### Task brief
Please print all of the material below, word for word.

### Input for this task

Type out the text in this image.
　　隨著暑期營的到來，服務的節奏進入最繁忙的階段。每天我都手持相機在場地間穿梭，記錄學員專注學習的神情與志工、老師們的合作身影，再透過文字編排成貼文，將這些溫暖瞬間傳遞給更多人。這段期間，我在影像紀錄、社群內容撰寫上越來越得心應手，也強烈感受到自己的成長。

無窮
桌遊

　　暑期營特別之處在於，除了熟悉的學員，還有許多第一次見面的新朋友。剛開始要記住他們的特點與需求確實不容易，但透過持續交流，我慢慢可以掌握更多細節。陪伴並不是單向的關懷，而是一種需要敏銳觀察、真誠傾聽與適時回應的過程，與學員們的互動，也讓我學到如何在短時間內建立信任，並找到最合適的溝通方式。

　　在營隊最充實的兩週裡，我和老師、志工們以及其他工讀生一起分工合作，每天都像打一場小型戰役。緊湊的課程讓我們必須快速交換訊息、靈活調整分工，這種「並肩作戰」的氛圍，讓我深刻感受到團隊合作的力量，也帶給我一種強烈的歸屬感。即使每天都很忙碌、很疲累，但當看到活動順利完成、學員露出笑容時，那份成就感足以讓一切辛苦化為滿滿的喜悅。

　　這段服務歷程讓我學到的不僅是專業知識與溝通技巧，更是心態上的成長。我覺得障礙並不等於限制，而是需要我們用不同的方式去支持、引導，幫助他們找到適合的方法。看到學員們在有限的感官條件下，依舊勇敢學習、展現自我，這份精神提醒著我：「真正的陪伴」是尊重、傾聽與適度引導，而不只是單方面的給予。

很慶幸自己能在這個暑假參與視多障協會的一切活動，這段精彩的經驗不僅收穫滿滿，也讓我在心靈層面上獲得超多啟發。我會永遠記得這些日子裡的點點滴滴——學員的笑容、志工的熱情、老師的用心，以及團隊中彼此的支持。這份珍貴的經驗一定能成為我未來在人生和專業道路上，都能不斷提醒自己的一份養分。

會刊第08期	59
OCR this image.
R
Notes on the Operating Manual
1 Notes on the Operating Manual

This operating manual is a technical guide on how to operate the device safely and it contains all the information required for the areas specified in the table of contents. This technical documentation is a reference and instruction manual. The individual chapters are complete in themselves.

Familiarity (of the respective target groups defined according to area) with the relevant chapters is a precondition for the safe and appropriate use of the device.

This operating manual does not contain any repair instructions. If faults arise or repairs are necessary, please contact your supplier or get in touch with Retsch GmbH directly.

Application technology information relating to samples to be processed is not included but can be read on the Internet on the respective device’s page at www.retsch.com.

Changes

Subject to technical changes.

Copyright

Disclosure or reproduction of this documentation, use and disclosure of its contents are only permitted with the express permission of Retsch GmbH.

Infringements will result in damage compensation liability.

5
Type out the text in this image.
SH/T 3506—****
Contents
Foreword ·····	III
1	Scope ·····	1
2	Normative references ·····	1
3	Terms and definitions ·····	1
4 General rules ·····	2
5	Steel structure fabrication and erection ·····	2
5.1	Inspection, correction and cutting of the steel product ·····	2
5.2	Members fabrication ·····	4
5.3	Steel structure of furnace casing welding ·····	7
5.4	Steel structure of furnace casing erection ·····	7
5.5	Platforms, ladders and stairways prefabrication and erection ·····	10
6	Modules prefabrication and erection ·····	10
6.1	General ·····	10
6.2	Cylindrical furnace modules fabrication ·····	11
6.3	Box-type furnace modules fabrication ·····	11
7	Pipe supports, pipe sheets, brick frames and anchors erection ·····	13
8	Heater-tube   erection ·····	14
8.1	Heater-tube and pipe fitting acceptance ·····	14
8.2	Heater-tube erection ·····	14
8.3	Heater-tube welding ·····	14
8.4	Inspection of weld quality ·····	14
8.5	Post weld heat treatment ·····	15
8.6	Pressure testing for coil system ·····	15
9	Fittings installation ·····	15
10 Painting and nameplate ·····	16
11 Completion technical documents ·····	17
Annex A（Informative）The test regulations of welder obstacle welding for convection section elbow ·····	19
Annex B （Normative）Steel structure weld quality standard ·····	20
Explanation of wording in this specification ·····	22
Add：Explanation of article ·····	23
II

### Answer to this problem
Type out the text in this image.
　　隨著暑期營的到來，服務的節奏進入最繁忙的階段。每天我都手持相機在場地間穿梭，記錄學員專注學習的神情與志工、老師們的合作身影，再透過文字編排成貼文，將這些溫暖瞬間傳遞給更多人。這段期間，我在影像紀錄、社群內容撰寫上越來越得心應手，也強烈感受到自己的成長。

無窮
桌遊

　　暑期營特別之處在於，除了熟悉的學員，還有許多第一次見面的新朋友。剛開始要記住他們的特點與需求確實不容易，但透過持續交流，我慢慢可以掌握更多細節。陪伴並不是單向的關懷，而是一種需要敏銳觀察、真誠傾聽與適時回應的過程，與學員們的互動，也讓我學到如何在短時間內建立信任，並找到最合適的溝通方式。

　　在營隊最充實的兩週裡，我和老師、志工們以及其他工讀生一起分工合作，每天都像打一場小型戰役。緊湊的課程讓我們必須快速交換訊息、靈活調整分工，這種「並肩作戰」的氛圍，讓我深刻感受到團隊合作的力量，也帶給我一種強烈的歸屬感。即使每天都很忙碌、很疲累，但當看到活動順利完成、學員露出笑容時，那份成就感足以讓一切辛苦化為滿滿的喜悅。

　　這段服務歷程讓我學到的不僅是專業知識與溝通技巧，更是心態上的成長。我覺得障礙並不等於限制，而是需要我們用不同的方式去支持、引導，幫助他們找到適合的方法。看到學員們在有限的感官條件下，依舊勇敢學習、展現自我，這份精神提醒著我：「真正的陪伴」是尊重、傾聽與適度引導，而不只是單方面的給予。

很慶幸自己能在這個暑假參與視多障協會的一切活動，這段精彩的經驗不僅收穫滿滿，也讓我在心靈層面上獲得超多啟發。我會永遠記得這些日子裡的點點滴滴——學員的笑容、志工的熱情、老師的用心，以及團隊中彼此的支持。這份珍貴的經驗一定能成為我未來在人生和專業道路上，都能不斷提醒自己的一份養分。

會刊第08期	59
OCR this image.
R
Notes on the Operating Manual
1 Notes on the Operating Manual

This operating manual is a technical guide on how to operate the device safely and it contains all the information required for the areas specified in the table of contents. This technical documentation is a reference and instruction manual. The individual chapters are complete in themselves.

Familiarity (of the respective target groups defined according to area) with the relevant chapters is a precondition for the safe and appropriate use of the device.

This operating manual does not contain any repair instructions. If faults arise or repairs are necessary, please contact your supplier or get in touch with Retsch GmbH directly.

Application technology information relating to samples to be processed is not included but can be read on the Internet on the respective device’s page at www.retsch.com.

Changes

Subject to technical changes.

Copyright

Disclosure or reproduction of this documentation, use and disclosure of its contents are only permitted with the express permission of Retsch GmbH.

Infringements will result in damage compensation liability.

5
Type out the text in this image.
SH/T 3506—****
Contents
Foreword ·····	III
1	Scope ·····	1
2	Normative references ·····	1
3	Terms and definitions ·····	1
4 General rules ·····	2
5	Steel structure fabrication and erection ·····	2
5.1	Inspection, correction and cutting of the steel product ·····	2
5.2	Members fabrication ·····	4
5.3	Steel structure of furnace casing welding ·····	7
5.4	Steel structure of furnace casing erection ·····	7
5.5	Platforms, ladders and stairways prefabrication and erection ·····	10
6	Modules prefabrication and erection ·····	10
6.1	General ·····	10
6.2	Cylindrical furnace modules fabrication ·····	11
6.3	Box-type furnace modules fabrication ·····	11
7	Pipe supports, pipe sheets, brick frames and anchors erection ·····	13
8	Heater-tube   erection ·····	14
8.1	Heater-tube and pipe fitting acceptance ·····	14
8.2	Heater-tube erection ·····	14
8.3	Heater-tube welding ·····	14
8.4	Inspection of weld quality ·····	14
8.5	Post weld heat treatment ·····	15
8.6	Pressure testing for coil system ·····	15
9	Fittings installation ·····	15
10 Painting and nameplate ·····	16
11 Completion technical documents ·····	17
Annex A（Informative）The test regulations of welder obstacle welding for convection section elbow ·····	19
Annex B （Normative）Steel structure weld quality standard ·····	20
Explanation of wording in this specification ·····	22
Add：Explanation of article ·····	23
II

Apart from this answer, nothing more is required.